[Dataset listings of figures]
────────

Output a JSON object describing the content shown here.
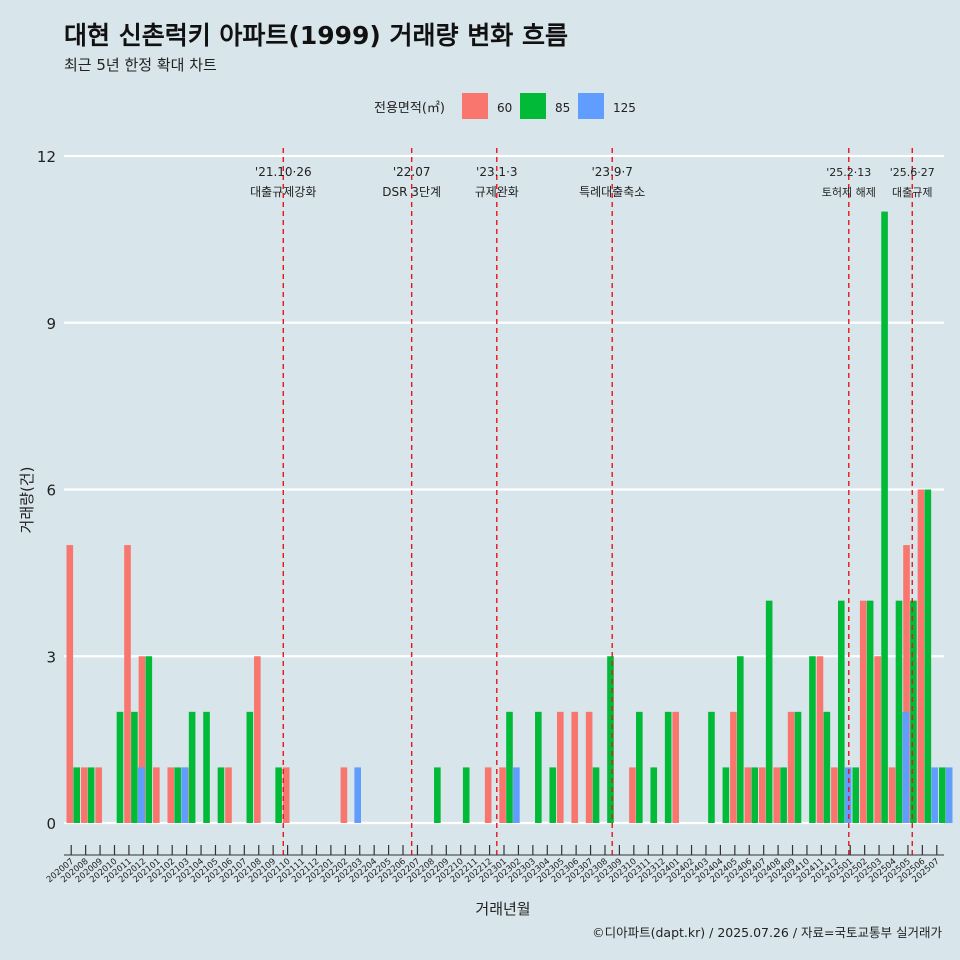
{
  "title": "대현 신촌럭키 아파트(1999) 거래량 변화 흐름",
  "subtitle": "최근 5년 한정 확대 차트",
  "footer": "©디아파트(dapt.kr) / 2025.07.26 / 자료=국토교통부 실거래가",
  "colors": {
    "background": "#d8e5ea",
    "s60": "#f8766d",
    "s85": "#00ba38",
    "s125": "#619cff",
    "event_line": "#e8141b",
    "grid": "#ffffff"
  },
  "chart_data": {
    "type": "bar",
    "title": "대현 신촌럭키 아파트(1999) 거래량 변화 흐름",
    "subtitle": "최근 5년 한정 확대 차트",
    "xlabel": "거래년월",
    "ylabel": "거래량(건)",
    "ylim": [
      0,
      12
    ],
    "yticks": [
      0,
      3,
      6,
      9,
      12
    ],
    "grid": true,
    "legend_title": "전용면적(㎡)",
    "legend_position": "top",
    "categories": [
      "202007",
      "202008",
      "202009",
      "202010",
      "202011",
      "202012",
      "202101",
      "202102",
      "202103",
      "202104",
      "202105",
      "202106",
      "202107",
      "202108",
      "202109",
      "202110",
      "202111",
      "202112",
      "202201",
      "202202",
      "202203",
      "202204",
      "202205",
      "202206",
      "202207",
      "202208",
      "202209",
      "202210",
      "202211",
      "202212",
      "202301",
      "202302",
      "202303",
      "202304",
      "202305",
      "202306",
      "202307",
      "202308",
      "202309",
      "202310",
      "202311",
      "202312",
      "202401",
      "202402",
      "202403",
      "202404",
      "202405",
      "202406",
      "202407",
      "202408",
      "202409",
      "202410",
      "202411",
      "202412",
      "202501",
      "202502",
      "202503",
      "202504",
      "202505",
      "202506",
      "202507"
    ],
    "series": [
      {
        "name": "60",
        "values": [
          5,
          1,
          1,
          0,
          5,
          3,
          1,
          1,
          1,
          0,
          0,
          1,
          0,
          3,
          0,
          1,
          0,
          0,
          0,
          1,
          0,
          0,
          0,
          0,
          0,
          0,
          0,
          0,
          0,
          1,
          1,
          0,
          0,
          0,
          2,
          2,
          2,
          0,
          0,
          1,
          0,
          0,
          2,
          0,
          0,
          0,
          2,
          1,
          1,
          1,
          2,
          0,
          3,
          1,
          0,
          4,
          3,
          1,
          5,
          6,
          0
        ]
      },
      {
        "name": "85",
        "values": [
          1,
          1,
          0,
          2,
          2,
          3,
          0,
          1,
          2,
          2,
          1,
          0,
          2,
          0,
          1,
          0,
          0,
          0,
          0,
          0,
          0,
          0,
          0,
          0,
          0,
          1,
          0,
          1,
          0,
          0,
          2,
          0,
          2,
          1,
          0,
          0,
          1,
          3,
          0,
          2,
          1,
          2,
          0,
          0,
          2,
          1,
          3,
          1,
          4,
          1,
          2,
          3,
          2,
          4,
          1,
          4,
          11,
          4,
          4,
          6,
          1
        ]
      },
      {
        "name": "125",
        "values": [
          0,
          0,
          0,
          0,
          1,
          0,
          0,
          1,
          0,
          0,
          0,
          0,
          0,
          0,
          0,
          0,
          0,
          0,
          0,
          1,
          0,
          0,
          0,
          0,
          0,
          0,
          0,
          0,
          0,
          0,
          1,
          0,
          0,
          0,
          0,
          0,
          0,
          0,
          0,
          0,
          0,
          0,
          0,
          0,
          0,
          0,
          0,
          0,
          0,
          0,
          0,
          0,
          0,
          1,
          0,
          0,
          0,
          2,
          0,
          1,
          1
        ]
      }
    ],
    "events": [
      {
        "date": "'21.10·26",
        "label": "대출규제강화",
        "position": 15.2
      },
      {
        "date": "'22.07",
        "label": "DSR 3단계",
        "position": 24.1
      },
      {
        "date": "'23.1·3",
        "label": "규제완화",
        "position": 30.0
      },
      {
        "date": "'23.9·7",
        "label": "특례대출축소",
        "position": 38.0
      },
      {
        "date": "'25.2·13",
        "label": "토허제 해제",
        "position": 54.4
      },
      {
        "date": "'25.6·27",
        "label": "대출규제",
        "position": 58.8
      }
    ]
  }
}
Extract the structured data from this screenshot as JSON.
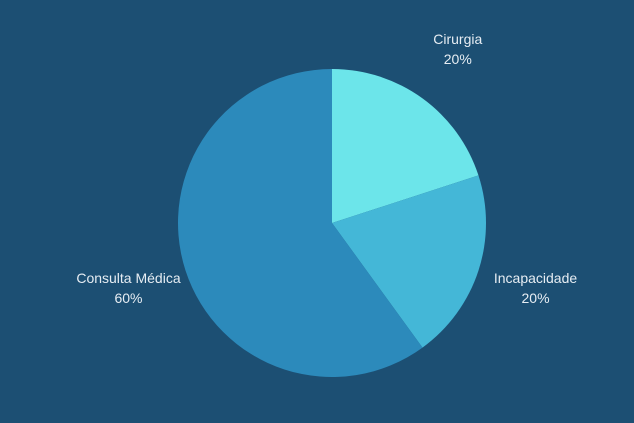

────────

Instruction =
Set down the material above as is, without any pictures.

Solved exercise =
Output a JSON object describing the content shown here.
{
  "title": "대현 신촌럭키 아파트(1999) 거래량 변화 흐름",
  "subtitle": "최근 5년 한정 확대 차트",
  "footer": "©디아파트(dapt.kr) / 2025.07.26 / 자료=국토교통부 실거래가",
  "colors": {
    "background": "#d8e5ea",
    "s60": "#f8766d",
    "s85": "#00ba38",
    "s125": "#619cff",
    "event_line": "#e8141b",
    "grid": "#ffffff"
  },
  "chart_data": {
    "type": "bar",
    "title": "대현 신촌럭키 아파트(1999) 거래량 변화 흐름",
    "subtitle": "최근 5년 한정 확대 차트",
    "xlabel": "거래년월",
    "ylabel": "거래량(건)",
    "ylim": [
      0,
      12
    ],
    "yticks": [
      0,
      3,
      6,
      9,
      12
    ],
    "grid": true,
    "legend_title": "전용면적(㎡)",
    "legend_position": "top",
    "categories": [
      "202007",
      "202008",
      "202009",
      "202010",
      "202011",
      "202012",
      "202101",
      "202102",
      "202103",
      "202104",
      "202105",
      "202106",
      "202107",
      "202108",
      "202109",
      "202110",
      "202111",
      "202112",
      "202201",
      "202202",
      "202203",
      "202204",
      "202205",
      "202206",
      "202207",
      "202208",
      "202209",
      "202210",
      "202211",
      "202212",
      "202301",
      "202302",
      "202303",
      "202304",
      "202305",
      "202306",
      "202307",
      "202308",
      "202309",
      "202310",
      "202311",
      "202312",
      "202401",
      "202402",
      "202403",
      "202404",
      "202405",
      "202406",
      "202407",
      "202408",
      "202409",
      "202410",
      "202411",
      "202412",
      "202501",
      "202502",
      "202503",
      "202504",
      "202505",
      "202506",
      "202507"
    ],
    "series": [
      {
        "name": "60",
        "values": [
          5,
          1,
          1,
          0,
          5,
          3,
          1,
          1,
          1,
          0,
          0,
          1,
          0,
          3,
          0,
          1,
          0,
          0,
          0,
          1,
          0,
          0,
          0,
          0,
          0,
          0,
          0,
          0,
          0,
          1,
          1,
          0,
          0,
          0,
          2,
          2,
          2,
          0,
          0,
          1,
          0,
          0,
          2,
          0,
          0,
          0,
          2,
          1,
          1,
          1,
          2,
          0,
          3,
          1,
          0,
          4,
          3,
          1,
          5,
          6,
          0
        ]
      },
      {
        "name": "85",
        "values": [
          1,
          1,
          0,
          2,
          2,
          3,
          0,
          1,
          2,
          2,
          1,
          0,
          2,
          0,
          1,
          0,
          0,
          0,
          0,
          0,
          0,
          0,
          0,
          0,
          0,
          1,
          0,
          1,
          0,
          0,
          2,
          0,
          2,
          1,
          0,
          0,
          1,
          3,
          0,
          2,
          1,
          2,
          0,
          0,
          2,
          1,
          3,
          1,
          4,
          1,
          2,
          3,
          2,
          4,
          1,
          4,
          11,
          4,
          4,
          6,
          1
        ]
      },
      {
        "name": "125",
        "values": [
          0,
          0,
          0,
          0,
          1,
          0,
          0,
          1,
          0,
          0,
          0,
          0,
          0,
          0,
          0,
          0,
          0,
          0,
          0,
          1,
          0,
          0,
          0,
          0,
          0,
          0,
          0,
          0,
          0,
          0,
          1,
          0,
          0,
          0,
          0,
          0,
          0,
          0,
          0,
          0,
          0,
          0,
          0,
          0,
          0,
          0,
          0,
          0,
          0,
          0,
          0,
          0,
          0,
          1,
          0,
          0,
          0,
          2,
          0,
          1,
          1
        ]
      }
    ],
    "events": [
      {
        "date": "'21.10·26",
        "label": "대출규제강화",
        "position": 15.2
      },
      {
        "date": "'22.07",
        "label": "DSR 3단계",
        "position": 24.1
      },
      {
        "date": "'23.1·3",
        "label": "규제완화",
        "position": 30.0
      },
      {
        "date": "'23.9·7",
        "label": "특례대출축소",
        "position": 38.0
      },
      {
        "date": "'25.2·13",
        "label": "토허제 해제",
        "position": 54.4
      },
      {
        "date": "'25.6·27",
        "label": "대출규제",
        "position": 58.8
      }
    ]
  }
}
Extract the structured data from this screenshot as JSON.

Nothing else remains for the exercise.